# start of LISTING

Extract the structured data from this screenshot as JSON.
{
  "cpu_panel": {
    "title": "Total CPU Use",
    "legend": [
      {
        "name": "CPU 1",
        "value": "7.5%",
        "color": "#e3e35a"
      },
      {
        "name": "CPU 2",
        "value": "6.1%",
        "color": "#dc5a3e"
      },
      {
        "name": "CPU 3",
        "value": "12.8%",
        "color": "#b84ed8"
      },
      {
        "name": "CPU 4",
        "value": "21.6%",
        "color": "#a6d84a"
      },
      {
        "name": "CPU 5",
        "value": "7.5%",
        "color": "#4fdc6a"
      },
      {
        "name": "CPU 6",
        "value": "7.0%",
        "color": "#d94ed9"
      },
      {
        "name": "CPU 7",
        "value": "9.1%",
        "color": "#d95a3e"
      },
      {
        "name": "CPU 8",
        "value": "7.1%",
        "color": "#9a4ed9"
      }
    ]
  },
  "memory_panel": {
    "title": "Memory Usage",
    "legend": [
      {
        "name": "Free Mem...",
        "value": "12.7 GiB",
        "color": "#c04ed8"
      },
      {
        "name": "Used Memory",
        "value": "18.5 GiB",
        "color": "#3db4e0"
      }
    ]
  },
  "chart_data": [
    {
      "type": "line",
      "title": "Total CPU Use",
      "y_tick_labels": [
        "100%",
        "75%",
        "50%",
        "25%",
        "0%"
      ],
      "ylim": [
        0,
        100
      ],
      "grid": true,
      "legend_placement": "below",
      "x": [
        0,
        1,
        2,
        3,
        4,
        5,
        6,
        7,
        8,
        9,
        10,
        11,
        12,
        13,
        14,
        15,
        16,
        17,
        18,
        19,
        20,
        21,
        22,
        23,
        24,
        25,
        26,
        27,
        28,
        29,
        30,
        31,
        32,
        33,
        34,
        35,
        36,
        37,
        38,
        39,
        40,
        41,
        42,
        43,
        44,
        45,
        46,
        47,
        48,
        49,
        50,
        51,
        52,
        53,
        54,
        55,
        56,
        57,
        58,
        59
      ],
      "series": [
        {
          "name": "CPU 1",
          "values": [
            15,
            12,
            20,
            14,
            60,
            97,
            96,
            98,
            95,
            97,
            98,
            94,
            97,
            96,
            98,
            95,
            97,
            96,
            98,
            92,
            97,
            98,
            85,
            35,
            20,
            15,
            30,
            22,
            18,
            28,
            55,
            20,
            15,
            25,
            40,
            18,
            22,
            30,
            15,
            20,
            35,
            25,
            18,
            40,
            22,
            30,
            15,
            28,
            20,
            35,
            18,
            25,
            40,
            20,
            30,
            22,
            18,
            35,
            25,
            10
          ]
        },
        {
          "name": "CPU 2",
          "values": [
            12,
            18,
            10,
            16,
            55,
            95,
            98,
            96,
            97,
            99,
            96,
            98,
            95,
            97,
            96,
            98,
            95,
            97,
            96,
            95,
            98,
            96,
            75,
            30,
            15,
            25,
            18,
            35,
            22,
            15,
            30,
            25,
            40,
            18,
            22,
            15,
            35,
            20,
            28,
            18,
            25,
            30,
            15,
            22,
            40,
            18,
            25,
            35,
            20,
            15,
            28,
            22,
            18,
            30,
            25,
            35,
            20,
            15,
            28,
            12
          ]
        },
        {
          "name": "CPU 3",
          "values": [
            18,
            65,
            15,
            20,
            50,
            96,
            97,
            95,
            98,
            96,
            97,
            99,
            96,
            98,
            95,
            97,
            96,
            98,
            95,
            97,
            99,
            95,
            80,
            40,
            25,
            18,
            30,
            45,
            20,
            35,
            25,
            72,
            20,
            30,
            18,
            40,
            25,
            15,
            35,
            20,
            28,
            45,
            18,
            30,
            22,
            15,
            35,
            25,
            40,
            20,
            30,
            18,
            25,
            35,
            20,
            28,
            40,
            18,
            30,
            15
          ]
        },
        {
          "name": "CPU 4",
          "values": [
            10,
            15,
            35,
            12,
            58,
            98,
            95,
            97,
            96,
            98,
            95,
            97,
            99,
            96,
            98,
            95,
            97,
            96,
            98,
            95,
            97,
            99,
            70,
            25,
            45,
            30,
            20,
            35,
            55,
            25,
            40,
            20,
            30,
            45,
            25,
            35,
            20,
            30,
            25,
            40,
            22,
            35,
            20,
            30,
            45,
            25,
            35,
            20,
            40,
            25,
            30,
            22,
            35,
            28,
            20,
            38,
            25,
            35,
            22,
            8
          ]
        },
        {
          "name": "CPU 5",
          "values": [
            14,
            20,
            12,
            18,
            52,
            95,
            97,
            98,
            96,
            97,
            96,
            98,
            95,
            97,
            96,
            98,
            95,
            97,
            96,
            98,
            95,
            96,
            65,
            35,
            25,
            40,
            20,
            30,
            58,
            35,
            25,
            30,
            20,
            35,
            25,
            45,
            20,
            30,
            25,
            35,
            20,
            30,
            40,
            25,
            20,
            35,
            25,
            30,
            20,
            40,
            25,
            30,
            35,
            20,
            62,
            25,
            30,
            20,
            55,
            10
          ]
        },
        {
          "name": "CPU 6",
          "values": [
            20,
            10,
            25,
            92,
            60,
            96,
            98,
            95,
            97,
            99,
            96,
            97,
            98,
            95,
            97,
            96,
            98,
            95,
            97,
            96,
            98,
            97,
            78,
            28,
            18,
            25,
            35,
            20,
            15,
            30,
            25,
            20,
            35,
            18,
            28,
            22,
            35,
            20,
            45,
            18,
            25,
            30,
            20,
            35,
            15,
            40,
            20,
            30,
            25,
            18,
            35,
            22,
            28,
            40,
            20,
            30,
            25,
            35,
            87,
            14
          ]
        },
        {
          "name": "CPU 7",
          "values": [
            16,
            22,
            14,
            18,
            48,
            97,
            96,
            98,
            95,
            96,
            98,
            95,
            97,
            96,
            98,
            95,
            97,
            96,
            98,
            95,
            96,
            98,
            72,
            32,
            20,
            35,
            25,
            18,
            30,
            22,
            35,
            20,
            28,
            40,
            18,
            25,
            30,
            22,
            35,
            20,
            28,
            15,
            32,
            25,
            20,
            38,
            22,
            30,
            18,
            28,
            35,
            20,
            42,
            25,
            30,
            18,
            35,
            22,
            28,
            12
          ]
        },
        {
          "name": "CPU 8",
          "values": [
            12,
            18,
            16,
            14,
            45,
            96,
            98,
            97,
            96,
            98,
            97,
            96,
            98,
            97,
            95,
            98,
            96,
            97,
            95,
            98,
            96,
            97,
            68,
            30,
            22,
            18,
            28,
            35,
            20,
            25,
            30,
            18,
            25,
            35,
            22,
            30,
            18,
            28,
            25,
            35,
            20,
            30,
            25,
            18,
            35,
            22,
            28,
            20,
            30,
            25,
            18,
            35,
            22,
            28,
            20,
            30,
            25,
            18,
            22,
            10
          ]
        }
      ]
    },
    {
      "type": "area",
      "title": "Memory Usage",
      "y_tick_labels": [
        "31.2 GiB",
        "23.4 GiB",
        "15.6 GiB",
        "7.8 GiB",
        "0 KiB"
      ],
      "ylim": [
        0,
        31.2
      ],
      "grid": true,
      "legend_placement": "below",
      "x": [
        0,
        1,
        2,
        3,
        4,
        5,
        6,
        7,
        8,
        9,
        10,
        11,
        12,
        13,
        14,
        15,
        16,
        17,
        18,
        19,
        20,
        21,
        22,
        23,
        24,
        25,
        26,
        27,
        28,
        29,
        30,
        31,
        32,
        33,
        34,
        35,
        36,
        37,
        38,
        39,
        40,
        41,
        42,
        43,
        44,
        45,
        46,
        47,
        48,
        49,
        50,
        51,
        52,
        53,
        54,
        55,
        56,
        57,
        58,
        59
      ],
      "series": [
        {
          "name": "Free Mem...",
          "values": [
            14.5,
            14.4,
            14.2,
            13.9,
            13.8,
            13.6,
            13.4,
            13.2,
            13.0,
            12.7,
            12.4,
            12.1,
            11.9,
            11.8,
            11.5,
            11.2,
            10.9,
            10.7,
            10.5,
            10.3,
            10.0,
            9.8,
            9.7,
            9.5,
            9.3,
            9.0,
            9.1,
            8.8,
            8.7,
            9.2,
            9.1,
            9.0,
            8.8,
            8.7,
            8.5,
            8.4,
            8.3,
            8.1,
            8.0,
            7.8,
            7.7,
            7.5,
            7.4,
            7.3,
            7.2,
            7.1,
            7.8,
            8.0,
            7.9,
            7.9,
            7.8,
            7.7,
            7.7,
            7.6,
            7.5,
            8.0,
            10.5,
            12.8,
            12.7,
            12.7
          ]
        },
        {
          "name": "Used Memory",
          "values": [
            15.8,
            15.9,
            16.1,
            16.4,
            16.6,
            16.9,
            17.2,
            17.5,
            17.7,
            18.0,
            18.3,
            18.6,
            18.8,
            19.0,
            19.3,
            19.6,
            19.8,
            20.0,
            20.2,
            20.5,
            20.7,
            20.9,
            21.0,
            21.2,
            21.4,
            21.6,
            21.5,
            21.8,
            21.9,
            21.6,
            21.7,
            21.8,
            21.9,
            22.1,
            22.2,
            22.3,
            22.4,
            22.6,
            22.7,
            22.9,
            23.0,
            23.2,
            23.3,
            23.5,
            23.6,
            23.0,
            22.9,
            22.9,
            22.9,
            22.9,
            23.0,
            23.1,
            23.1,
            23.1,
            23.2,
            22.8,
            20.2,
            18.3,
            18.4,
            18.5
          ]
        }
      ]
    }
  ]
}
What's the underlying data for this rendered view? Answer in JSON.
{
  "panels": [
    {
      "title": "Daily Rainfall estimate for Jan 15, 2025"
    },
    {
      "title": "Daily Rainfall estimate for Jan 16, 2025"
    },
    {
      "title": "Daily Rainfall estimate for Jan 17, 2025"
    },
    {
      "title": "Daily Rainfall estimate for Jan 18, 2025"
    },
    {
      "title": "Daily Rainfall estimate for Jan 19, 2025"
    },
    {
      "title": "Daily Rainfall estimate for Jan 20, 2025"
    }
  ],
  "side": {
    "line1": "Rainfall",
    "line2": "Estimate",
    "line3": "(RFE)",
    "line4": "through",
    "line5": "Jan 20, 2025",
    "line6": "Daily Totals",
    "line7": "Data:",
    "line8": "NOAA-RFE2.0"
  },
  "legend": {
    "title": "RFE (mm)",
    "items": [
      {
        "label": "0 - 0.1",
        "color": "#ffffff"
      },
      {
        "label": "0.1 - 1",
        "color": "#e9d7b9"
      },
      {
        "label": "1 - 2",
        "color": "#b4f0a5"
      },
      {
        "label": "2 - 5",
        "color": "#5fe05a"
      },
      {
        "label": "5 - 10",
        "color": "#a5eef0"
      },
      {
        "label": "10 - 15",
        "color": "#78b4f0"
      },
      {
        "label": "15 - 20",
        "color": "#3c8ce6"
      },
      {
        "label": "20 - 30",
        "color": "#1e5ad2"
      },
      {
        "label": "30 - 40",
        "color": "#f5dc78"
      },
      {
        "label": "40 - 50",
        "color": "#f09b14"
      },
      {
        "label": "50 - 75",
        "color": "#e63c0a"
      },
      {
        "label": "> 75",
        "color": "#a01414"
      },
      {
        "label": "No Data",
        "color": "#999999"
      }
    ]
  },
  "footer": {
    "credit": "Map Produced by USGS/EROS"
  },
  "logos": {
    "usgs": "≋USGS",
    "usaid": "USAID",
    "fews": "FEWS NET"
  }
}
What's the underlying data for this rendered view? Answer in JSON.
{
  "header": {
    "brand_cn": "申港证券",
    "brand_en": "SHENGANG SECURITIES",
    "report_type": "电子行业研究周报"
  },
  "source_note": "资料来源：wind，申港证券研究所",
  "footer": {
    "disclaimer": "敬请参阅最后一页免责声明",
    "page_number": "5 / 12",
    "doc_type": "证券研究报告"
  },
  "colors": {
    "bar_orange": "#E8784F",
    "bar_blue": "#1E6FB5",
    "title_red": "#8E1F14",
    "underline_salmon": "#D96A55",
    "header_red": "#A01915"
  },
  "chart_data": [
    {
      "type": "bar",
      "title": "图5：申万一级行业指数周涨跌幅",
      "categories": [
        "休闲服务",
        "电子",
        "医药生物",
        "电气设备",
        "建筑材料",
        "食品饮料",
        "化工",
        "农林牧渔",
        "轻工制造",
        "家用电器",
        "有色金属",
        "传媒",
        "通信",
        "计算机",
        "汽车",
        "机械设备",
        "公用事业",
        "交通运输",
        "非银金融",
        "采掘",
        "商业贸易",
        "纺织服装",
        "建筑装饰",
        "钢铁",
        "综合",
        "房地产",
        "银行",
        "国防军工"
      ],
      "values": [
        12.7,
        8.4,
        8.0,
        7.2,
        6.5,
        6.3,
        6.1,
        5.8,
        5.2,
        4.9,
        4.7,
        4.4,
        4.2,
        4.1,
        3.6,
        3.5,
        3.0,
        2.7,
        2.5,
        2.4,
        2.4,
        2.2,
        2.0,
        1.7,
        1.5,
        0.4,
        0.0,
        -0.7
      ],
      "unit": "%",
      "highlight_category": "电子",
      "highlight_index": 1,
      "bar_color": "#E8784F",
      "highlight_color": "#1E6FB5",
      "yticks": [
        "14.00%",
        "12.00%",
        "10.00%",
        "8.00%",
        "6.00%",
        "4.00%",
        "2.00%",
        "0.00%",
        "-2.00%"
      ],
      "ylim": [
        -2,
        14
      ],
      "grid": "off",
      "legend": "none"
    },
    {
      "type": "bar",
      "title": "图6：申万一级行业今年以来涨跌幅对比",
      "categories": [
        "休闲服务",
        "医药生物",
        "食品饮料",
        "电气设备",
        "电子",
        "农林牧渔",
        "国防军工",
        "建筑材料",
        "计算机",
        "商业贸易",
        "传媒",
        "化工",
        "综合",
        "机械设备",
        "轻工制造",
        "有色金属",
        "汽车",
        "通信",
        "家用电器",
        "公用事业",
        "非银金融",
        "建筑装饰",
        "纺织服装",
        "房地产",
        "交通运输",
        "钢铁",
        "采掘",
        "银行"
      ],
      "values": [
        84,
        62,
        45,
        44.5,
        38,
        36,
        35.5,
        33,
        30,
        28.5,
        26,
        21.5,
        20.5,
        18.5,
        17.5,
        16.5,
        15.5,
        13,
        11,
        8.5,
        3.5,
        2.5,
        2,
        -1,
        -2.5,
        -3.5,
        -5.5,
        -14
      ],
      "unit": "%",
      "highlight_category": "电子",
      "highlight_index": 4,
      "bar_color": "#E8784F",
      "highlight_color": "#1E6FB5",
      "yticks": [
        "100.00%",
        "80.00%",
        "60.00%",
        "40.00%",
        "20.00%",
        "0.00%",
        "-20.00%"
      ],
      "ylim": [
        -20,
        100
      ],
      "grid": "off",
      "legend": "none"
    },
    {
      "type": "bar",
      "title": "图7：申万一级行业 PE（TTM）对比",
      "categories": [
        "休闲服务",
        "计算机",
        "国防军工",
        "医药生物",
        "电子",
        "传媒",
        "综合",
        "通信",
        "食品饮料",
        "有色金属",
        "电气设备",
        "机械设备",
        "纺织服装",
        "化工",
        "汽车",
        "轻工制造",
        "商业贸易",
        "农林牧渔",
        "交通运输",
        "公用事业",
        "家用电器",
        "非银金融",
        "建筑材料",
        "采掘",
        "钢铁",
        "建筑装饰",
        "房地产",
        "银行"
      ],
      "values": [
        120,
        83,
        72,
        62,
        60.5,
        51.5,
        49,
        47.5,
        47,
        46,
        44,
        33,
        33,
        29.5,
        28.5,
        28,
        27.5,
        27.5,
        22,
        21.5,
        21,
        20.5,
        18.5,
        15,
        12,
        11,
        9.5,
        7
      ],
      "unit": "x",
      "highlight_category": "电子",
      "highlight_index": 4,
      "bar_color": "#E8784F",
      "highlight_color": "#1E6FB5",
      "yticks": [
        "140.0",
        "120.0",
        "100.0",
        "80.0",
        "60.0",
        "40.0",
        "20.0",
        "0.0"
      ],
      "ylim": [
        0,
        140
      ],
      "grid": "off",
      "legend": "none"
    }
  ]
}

# end of LISTING

### EXERCISE BRIEF
Going over the lines above, work out how many include "USGS", then give only that number.

### CORRECT RESULT
2